Keep every line where the word "Páramo" appears; drop the rest.

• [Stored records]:
########################################
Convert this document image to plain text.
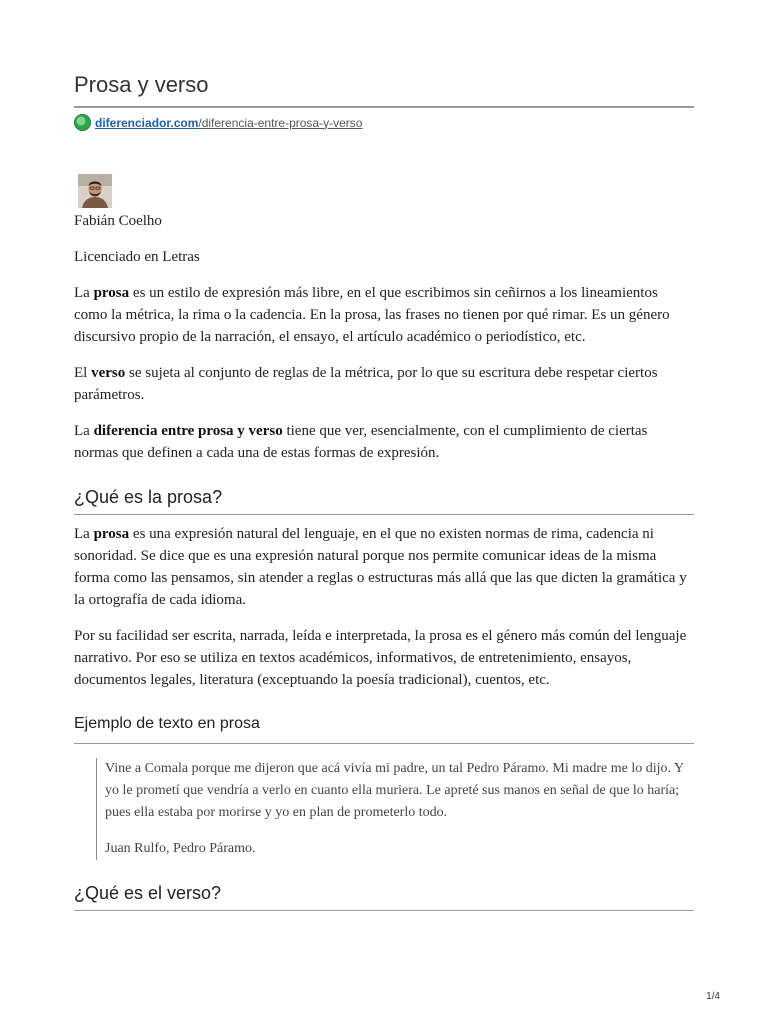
Prosa y verso
diferenciador.com/diferencia-entre-prosa-y-verso

Fabián Coelho

Licenciado en Letras

La prosa es un estilo de expresión más libre, en el que escribimos sin ceñirnos a los lineamientos como la métrica, la rima o la cadencia. En la prosa, las frases no tienen por qué rimar. Es un género discursivo propio de la narración, el ensayo, el artículo académico o periodístico, etc.

El verso se sujeta al conjunto de reglas de la métrica, por lo que su escritura debe respetar ciertos parámetros.

La diferencia entre prosa y verso tiene que ver, esencialmente, con el cumplimiento de ciertas normas que definen a cada una de estas formas de expresión.

¿Qué es la prosa?

La prosa es una expresión natural del lenguaje, en el que no existen normas de rima, cadencia ni sonoridad. Se dice que es una expresión natural porque nos permite comunicar ideas de la misma forma como las pensamos, sin atender a reglas o estructuras más allá que las que dicten la gramática y la ortografía de cada idioma.

Por su facilidad ser escrita, narrada, leída e interpretada, la prosa es el género más común del lenguaje narrativo. Por eso se utiliza en textos académicos, informativos, de entretenimiento, ensayos, documentos legales, literatura (exceptuando la poesía tradicional), cuentos, etc.

Ejemplo de texto en prosa

Vine a Comala porque me dijeron que acá vivía mi padre, un tal Pedro Páramo. Mi madre me lo dijo. Y yo le prometí que vendría a verlo en cuanto ella muriera. Le apreté sus manos en señal de que lo haría; pues ella estaba por morirse y yo en plan de prometerlo todo.

Juan Rulfo, Pedro Páramo.

¿Qué es el verso?
1/4
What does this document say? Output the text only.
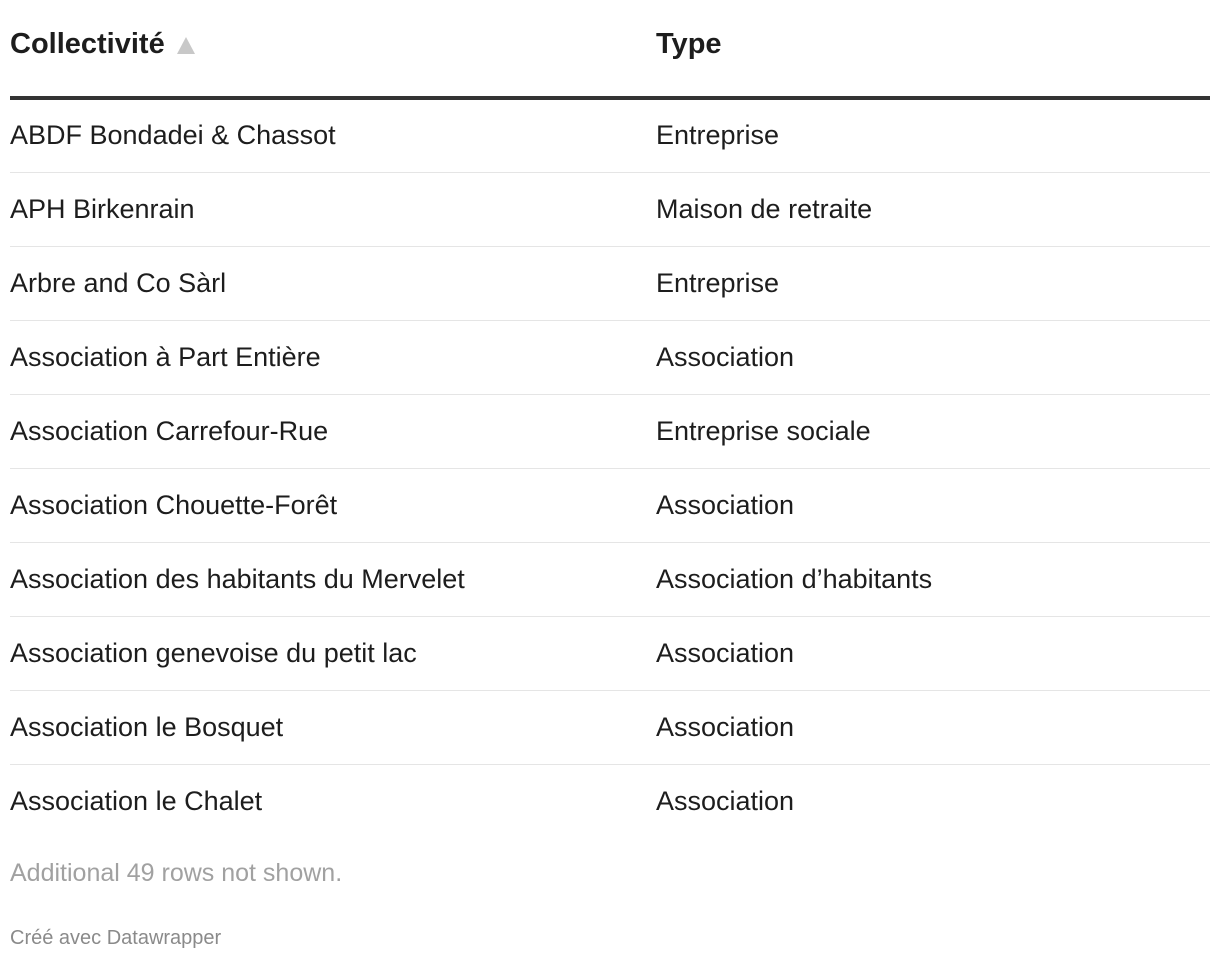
Collectivité	Type

ABDF Bondadei & Chassot	Entreprise
APH Birkenrain	Maison de retraite
Arbre and Co Sàrl	Entreprise
Association à Part Entière	Association
Association Carrefour-Rue	Entreprise sociale
Association Chouette-Forêt	Association
Association des habitants du Mervelet	Association d’habitants
Association genevoise du petit lac	Association
Association le Bosquet	Association
Association le Chalet	Association
Additional 49 rows not shown.
Créé avec Datawrapper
########################################
• [Expected answer]:
Vine a Comala porque me dijeron que acá vivía mi padre, un tal Pedro Páramo. Mi madre me lo dijo. Y yo le prometí que vendría a verlo en cuanto ella muriera. Le apreté sus manos en señal de que lo haría; pues ella estaba por morirse y yo en plan de prometerlo todo.
Juan Rulfo, Pedro Páramo.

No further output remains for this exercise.